Required task: Copy exactly, and only, the lines from the line containing "OCR this image." through the last line of the records below, both included.

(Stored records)
|---|
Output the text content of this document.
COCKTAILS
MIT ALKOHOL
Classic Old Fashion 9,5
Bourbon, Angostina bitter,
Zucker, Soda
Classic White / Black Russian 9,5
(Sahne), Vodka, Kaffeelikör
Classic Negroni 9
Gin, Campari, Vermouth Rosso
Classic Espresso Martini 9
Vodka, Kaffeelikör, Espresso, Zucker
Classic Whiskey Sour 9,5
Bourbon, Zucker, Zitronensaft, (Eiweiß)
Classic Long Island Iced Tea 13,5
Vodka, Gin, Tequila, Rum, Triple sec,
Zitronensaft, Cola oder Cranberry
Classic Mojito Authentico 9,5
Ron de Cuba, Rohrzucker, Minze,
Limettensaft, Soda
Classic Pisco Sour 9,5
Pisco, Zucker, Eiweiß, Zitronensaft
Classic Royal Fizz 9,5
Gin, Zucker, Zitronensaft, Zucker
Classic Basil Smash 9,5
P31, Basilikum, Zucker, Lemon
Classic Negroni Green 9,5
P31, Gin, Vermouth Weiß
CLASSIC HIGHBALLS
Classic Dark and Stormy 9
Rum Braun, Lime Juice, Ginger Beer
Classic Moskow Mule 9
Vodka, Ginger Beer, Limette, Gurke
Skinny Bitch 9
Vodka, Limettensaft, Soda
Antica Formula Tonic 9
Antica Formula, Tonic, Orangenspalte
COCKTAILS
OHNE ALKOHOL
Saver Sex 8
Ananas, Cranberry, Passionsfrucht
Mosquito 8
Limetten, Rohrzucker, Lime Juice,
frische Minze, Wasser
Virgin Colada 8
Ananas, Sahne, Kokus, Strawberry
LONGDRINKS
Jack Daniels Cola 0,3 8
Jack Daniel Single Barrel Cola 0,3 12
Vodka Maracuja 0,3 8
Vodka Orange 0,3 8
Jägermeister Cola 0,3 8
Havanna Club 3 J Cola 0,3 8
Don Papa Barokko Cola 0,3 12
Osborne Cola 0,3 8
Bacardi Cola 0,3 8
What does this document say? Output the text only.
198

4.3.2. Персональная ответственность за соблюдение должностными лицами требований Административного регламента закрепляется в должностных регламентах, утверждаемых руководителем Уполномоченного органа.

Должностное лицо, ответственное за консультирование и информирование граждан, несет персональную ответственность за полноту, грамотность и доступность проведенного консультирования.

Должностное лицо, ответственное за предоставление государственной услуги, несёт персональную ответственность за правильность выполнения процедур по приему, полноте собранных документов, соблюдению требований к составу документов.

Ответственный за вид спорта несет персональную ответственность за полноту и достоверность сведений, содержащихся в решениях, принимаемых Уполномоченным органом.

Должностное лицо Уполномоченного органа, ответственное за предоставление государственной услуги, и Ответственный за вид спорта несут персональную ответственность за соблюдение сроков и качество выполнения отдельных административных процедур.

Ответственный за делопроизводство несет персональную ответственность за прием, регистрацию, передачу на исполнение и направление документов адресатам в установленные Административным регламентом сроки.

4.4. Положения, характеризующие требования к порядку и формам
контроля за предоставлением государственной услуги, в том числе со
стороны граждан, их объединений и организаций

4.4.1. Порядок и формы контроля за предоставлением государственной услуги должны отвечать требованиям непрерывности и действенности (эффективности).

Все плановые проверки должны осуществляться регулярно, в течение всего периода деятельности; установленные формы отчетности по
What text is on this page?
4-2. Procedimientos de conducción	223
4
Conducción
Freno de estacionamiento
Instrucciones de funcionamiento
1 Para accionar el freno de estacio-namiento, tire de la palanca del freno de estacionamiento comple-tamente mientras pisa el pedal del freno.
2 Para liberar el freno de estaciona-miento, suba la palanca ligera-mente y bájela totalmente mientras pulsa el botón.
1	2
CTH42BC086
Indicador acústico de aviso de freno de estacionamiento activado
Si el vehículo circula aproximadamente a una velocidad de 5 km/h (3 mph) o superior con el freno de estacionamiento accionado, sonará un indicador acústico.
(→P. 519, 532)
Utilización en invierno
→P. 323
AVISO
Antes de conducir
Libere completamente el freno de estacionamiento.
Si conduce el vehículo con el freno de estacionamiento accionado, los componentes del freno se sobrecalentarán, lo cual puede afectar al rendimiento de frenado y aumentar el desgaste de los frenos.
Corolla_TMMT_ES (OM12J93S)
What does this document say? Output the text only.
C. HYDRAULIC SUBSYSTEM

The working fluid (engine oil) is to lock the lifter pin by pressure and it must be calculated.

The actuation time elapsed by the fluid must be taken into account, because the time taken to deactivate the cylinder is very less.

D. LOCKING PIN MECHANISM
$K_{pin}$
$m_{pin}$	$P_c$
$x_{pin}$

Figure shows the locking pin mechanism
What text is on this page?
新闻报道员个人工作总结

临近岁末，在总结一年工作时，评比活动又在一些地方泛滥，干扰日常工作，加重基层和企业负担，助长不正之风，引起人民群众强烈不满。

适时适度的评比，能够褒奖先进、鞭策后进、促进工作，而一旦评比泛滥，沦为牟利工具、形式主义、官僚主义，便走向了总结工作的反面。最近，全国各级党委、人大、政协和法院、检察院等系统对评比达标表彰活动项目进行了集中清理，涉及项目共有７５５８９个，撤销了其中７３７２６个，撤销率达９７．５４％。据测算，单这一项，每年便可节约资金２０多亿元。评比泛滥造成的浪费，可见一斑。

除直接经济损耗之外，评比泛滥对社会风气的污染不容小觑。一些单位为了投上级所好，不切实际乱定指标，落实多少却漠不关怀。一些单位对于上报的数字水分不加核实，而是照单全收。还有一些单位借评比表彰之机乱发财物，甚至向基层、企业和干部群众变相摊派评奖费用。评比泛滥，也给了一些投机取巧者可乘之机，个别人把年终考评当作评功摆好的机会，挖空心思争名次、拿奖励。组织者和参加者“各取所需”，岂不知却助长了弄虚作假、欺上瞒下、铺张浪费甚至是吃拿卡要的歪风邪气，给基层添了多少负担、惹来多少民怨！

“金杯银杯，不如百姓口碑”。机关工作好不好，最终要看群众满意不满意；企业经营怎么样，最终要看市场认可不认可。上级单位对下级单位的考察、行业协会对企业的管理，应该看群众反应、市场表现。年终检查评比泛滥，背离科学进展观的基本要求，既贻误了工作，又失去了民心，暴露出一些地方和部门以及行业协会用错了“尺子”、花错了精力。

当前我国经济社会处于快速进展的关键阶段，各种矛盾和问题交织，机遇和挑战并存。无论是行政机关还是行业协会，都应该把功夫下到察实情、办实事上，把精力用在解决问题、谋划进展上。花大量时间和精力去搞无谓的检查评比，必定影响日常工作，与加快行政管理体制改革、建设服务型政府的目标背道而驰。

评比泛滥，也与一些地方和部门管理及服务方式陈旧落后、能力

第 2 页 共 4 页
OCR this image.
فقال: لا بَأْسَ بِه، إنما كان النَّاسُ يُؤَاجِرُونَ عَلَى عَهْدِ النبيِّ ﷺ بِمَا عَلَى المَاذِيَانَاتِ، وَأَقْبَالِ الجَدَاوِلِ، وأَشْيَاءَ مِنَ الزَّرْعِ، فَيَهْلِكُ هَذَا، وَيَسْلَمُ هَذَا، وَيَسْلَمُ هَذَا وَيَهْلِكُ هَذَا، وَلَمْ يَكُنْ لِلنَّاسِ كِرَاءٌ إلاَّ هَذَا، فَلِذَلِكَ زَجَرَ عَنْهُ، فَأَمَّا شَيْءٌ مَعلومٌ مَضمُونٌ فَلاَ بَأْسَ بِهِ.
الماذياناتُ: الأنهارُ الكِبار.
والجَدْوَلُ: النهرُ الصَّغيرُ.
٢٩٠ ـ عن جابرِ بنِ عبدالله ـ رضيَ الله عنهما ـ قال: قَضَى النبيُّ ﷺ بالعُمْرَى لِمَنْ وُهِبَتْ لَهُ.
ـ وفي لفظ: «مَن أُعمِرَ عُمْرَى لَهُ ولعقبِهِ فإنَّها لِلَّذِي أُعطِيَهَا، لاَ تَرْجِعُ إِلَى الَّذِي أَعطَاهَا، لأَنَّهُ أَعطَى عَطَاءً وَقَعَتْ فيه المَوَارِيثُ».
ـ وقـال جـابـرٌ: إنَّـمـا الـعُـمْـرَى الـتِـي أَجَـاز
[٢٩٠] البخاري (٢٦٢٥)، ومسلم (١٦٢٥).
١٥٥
|---|
Exercise solution:
OCR this image.
فقال: لا بَأْسَ بِه، إنما كان النَّاسُ يُؤَاجِرُونَ عَلَى عَهْدِ النبيِّ ﷺ بِمَا عَلَى المَاذِيَانَاتِ، وَأَقْبَالِ الجَدَاوِلِ، وأَشْيَاءَ مِنَ الزَّرْعِ، فَيَهْلِكُ هَذَا، وَيَسْلَمُ هَذَا، وَيَسْلَمُ هَذَا وَيَهْلِكُ هَذَا، وَلَمْ يَكُنْ لِلنَّاسِ كِرَاءٌ إلاَّ هَذَا، فَلِذَلِكَ زَجَرَ عَنْهُ، فَأَمَّا شَيْءٌ مَعلومٌ مَضمُونٌ فَلاَ بَأْسَ بِهِ.
الماذياناتُ: الأنهارُ الكِبار.
والجَدْوَلُ: النهرُ الصَّغيرُ.
٢٩٠ ـ عن جابرِ بنِ عبدالله ـ رضيَ الله عنهما ـ قال: قَضَى النبيُّ ﷺ بالعُمْرَى لِمَنْ وُهِبَتْ لَهُ.
ـ وفي لفظ: «مَن أُعمِرَ عُمْرَى لَهُ ولعقبِهِ فإنَّها لِلَّذِي أُعطِيَهَا، لاَ تَرْجِعُ إِلَى الَّذِي أَعطَاهَا، لأَنَّهُ أَعطَى عَطَاءً وَقَعَتْ فيه المَوَارِيثُ».
ـ وقـال جـابـرٌ: إنَّـمـا الـعُـمْـرَى الـتِـي أَجَـاز
[٢٩٠] البخاري (٢٦٢٥)، ومسلم (١٦٢٥).
١٥٥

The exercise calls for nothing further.